Show every line below where "icon" can be found.

----------

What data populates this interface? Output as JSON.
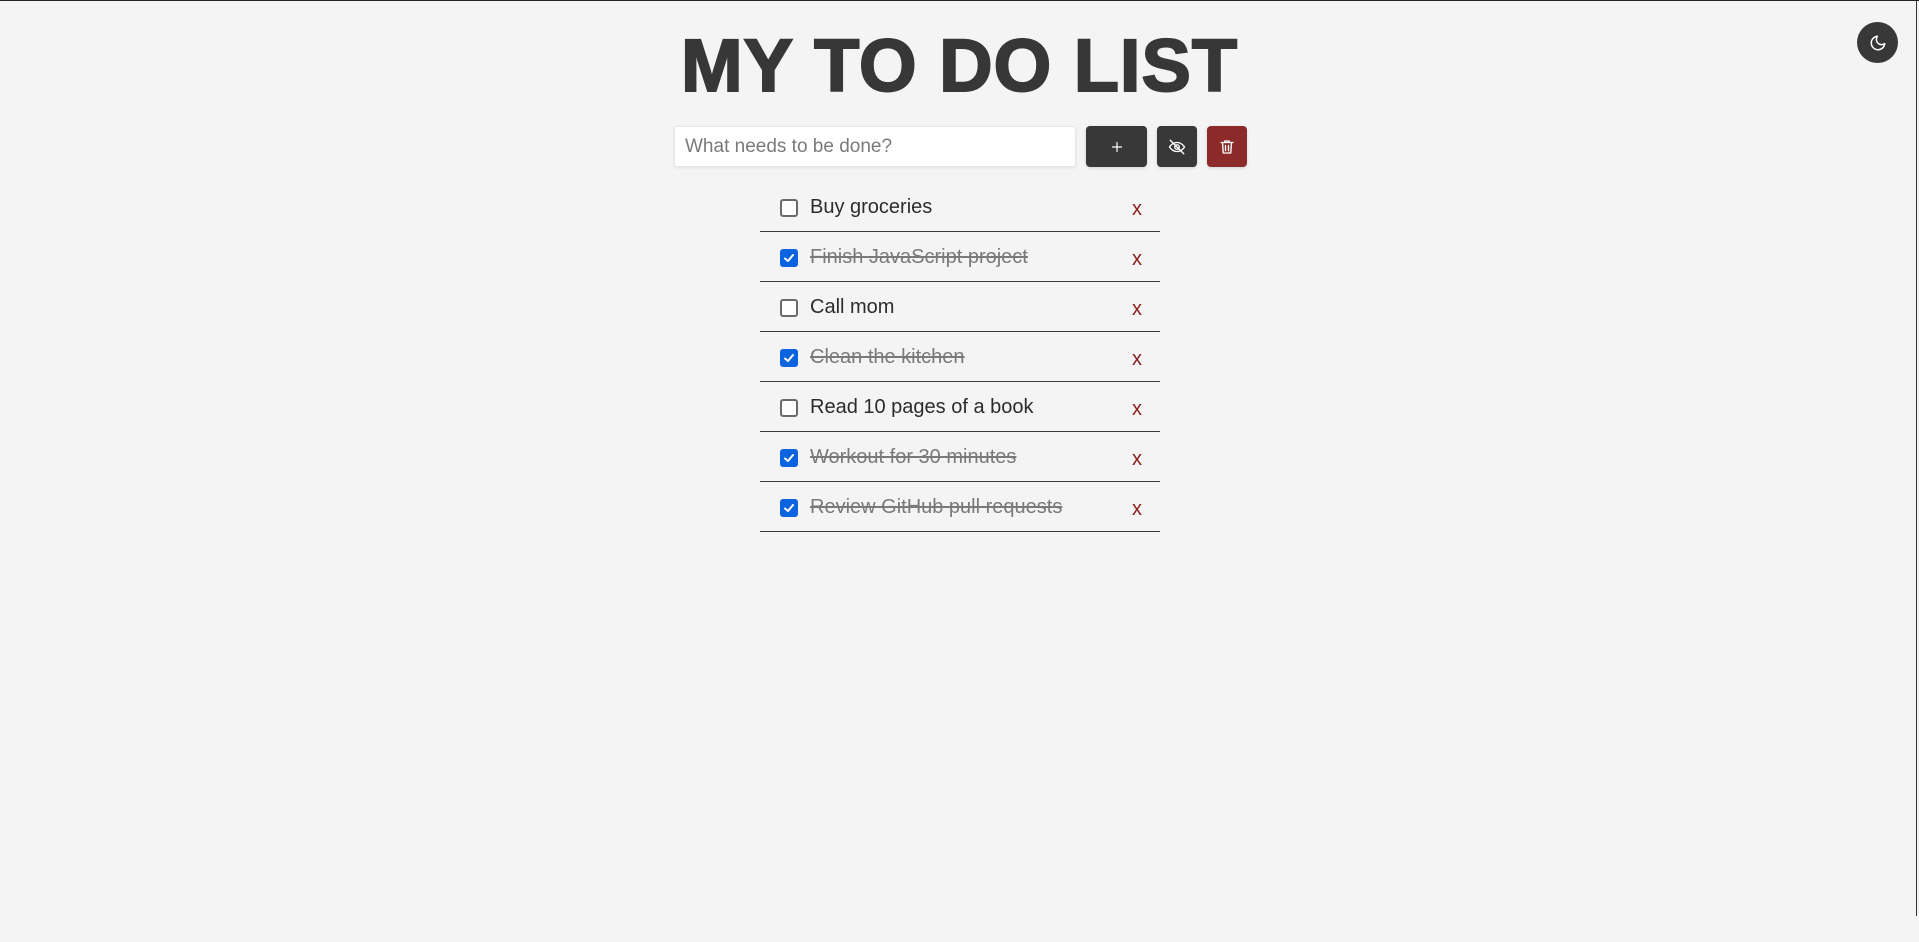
{
  "header": {
    "title": "MY TO DO LIST"
  },
  "theme_toggle": {
    "icon": "moon-icon"
  },
  "controls": {
    "input_placeholder": "What needs to be done?",
    "input_value": "",
    "add_icon": "plus-icon",
    "hide_icon": "eye-off-icon",
    "clear_icon": "trash-icon"
  },
  "todos": [
    {
      "text": "Buy groceries",
      "done": false,
      "delete_label": "x"
    },
    {
      "text": "Finish JavaScript project",
      "done": true,
      "delete_label": "x"
    },
    {
      "text": "Call mom",
      "done": false,
      "delete_label": "x"
    },
    {
      "text": "Clean the kitchen",
      "done": true,
      "delete_label": "x"
    },
    {
      "text": "Read 10 pages of a book",
      "done": false,
      "delete_label": "x"
    },
    {
      "text": "Workout for 30 minutes",
      "done": true,
      "delete_label": "x"
    },
    {
      "text": "Review GitHub pull requests",
      "done": true,
      "delete_label": "x"
    }
  ],
  "colors": {
    "background": "#f4f4f4",
    "dark": "#383838",
    "danger": "#8c2a2a",
    "check_accent": "#0b63e0"
  }
}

----------

### Complete answer:
    "icon": "moon-icon"
    "add_icon": "plus-icon",
    "hide_icon": "eye-off-icon",
    "clear_icon": "trash-icon"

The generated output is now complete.